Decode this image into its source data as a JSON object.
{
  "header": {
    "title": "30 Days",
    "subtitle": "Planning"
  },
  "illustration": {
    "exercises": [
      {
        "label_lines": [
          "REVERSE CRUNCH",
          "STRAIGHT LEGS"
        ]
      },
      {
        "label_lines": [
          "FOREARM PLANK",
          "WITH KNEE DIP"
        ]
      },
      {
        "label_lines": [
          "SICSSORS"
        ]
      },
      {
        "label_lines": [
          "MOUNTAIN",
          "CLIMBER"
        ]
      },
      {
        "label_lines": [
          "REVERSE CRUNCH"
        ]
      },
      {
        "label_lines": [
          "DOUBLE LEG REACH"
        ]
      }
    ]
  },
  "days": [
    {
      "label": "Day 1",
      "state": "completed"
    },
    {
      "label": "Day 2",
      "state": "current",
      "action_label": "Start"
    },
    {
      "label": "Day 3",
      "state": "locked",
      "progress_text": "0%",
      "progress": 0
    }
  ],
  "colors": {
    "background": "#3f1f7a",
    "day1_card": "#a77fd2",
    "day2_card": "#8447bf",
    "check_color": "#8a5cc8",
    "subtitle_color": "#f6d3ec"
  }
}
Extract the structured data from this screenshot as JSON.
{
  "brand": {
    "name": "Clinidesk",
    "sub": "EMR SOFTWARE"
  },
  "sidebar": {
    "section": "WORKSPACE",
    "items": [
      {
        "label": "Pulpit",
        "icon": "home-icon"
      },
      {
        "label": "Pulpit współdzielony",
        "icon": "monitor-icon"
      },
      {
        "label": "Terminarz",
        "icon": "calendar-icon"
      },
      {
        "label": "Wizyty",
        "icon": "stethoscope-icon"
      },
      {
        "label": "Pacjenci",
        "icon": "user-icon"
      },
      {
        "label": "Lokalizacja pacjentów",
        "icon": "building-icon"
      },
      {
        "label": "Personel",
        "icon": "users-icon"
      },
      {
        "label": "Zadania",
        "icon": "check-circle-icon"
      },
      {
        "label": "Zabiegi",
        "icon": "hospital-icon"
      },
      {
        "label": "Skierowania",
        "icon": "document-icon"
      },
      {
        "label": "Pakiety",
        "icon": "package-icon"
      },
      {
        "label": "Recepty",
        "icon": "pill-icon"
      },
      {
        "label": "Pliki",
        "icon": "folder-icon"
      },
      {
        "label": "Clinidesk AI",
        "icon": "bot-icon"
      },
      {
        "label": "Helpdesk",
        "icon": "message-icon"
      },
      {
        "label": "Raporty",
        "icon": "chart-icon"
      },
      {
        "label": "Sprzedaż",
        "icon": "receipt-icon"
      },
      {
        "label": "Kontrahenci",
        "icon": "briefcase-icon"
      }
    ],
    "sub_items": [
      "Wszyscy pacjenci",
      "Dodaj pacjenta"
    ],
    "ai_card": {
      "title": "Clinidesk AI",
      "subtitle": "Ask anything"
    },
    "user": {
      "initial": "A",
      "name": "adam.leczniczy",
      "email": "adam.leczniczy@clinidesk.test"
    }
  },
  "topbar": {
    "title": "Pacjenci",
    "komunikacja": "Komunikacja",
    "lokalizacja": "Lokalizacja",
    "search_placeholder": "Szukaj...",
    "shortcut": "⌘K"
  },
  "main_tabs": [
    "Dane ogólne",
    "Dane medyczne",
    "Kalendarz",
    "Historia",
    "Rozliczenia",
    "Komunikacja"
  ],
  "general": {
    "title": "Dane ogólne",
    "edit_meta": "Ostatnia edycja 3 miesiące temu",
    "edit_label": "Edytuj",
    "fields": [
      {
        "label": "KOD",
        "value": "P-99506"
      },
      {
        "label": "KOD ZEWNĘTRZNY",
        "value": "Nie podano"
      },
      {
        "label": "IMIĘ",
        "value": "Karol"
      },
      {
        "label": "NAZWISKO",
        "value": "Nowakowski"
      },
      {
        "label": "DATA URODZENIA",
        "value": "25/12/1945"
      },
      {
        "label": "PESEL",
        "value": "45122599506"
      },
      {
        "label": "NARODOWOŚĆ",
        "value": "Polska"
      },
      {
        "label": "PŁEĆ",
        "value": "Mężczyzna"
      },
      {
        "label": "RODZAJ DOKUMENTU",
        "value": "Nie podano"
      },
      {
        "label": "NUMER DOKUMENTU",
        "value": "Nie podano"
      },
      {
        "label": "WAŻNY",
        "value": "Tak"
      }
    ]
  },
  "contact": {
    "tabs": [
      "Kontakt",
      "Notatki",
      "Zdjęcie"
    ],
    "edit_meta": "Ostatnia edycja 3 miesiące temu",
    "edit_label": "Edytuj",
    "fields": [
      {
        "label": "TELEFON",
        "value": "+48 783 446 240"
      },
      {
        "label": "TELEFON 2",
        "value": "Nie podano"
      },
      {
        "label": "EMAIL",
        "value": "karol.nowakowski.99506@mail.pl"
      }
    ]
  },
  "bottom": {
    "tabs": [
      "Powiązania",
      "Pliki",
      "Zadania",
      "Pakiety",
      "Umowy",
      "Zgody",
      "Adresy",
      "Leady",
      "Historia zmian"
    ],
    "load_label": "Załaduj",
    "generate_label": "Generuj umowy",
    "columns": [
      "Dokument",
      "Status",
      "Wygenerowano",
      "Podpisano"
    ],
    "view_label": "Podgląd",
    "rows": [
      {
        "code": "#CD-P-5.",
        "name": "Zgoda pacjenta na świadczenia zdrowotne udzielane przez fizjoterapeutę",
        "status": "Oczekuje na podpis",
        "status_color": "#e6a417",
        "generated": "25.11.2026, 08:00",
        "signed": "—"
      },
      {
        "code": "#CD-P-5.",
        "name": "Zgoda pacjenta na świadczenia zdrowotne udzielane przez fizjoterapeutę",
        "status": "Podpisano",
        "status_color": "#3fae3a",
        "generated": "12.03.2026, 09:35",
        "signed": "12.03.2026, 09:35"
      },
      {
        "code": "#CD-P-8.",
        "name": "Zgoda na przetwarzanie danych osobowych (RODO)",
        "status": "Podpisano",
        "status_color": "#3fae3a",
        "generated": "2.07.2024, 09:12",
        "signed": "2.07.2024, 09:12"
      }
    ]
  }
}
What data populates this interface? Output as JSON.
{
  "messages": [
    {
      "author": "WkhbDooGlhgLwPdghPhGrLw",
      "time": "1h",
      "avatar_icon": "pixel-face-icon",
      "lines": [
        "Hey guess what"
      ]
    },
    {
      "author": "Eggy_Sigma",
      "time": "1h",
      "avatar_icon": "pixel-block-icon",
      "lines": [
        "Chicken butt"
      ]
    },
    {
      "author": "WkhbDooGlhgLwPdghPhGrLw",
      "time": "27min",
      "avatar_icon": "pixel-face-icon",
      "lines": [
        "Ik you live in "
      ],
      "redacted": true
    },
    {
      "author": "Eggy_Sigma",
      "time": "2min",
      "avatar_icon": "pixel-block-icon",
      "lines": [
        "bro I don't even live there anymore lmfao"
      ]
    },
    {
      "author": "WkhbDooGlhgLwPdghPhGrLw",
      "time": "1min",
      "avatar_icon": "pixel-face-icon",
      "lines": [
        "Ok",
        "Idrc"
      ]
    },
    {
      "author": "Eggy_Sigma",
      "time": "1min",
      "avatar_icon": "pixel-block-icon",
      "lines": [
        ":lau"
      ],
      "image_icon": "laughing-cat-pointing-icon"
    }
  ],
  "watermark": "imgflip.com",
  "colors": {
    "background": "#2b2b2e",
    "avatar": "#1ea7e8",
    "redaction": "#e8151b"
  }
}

#### [What the task requires]
From the listing above, pick out each line where the word "generated" appears.

#### [The reply]
        "generated": "25.11.2026, 08:00",
        "generated": "12.03.2026, 09:35",
        "generated": "2.07.2024, 09:12",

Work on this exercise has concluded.